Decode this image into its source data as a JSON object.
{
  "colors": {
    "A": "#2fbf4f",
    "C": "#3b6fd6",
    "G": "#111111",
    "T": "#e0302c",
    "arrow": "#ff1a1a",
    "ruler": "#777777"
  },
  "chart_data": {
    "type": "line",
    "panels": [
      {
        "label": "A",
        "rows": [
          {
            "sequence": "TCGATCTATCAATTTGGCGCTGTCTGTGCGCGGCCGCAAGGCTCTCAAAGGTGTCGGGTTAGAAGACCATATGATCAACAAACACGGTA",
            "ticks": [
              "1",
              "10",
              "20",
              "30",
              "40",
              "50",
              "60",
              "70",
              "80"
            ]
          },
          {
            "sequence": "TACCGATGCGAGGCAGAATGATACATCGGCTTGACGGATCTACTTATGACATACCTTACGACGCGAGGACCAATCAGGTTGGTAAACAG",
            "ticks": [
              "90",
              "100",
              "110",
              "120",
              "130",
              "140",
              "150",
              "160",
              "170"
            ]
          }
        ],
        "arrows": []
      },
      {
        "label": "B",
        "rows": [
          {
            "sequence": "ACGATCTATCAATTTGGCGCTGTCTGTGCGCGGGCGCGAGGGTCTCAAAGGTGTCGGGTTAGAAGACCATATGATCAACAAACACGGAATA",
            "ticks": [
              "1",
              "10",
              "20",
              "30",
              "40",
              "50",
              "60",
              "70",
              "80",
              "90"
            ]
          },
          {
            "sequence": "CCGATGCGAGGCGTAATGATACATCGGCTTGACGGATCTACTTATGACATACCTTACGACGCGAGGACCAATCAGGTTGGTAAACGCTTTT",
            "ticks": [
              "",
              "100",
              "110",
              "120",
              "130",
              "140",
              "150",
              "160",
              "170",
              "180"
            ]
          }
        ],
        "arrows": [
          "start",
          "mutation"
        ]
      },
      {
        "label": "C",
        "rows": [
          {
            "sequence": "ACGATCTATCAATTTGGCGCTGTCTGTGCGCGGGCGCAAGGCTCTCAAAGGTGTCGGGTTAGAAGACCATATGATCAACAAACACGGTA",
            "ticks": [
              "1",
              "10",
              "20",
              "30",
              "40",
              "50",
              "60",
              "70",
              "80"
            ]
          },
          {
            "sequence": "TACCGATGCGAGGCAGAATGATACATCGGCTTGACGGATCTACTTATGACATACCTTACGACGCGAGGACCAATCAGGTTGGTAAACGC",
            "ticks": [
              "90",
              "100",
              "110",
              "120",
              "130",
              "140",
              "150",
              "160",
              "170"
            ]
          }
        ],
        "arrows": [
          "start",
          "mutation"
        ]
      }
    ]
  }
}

* * * *

• **Your goal**
Check each line in the listing above for the string "sequence", then report how many lines contain it, with no other text.

• **Reply to the task**
6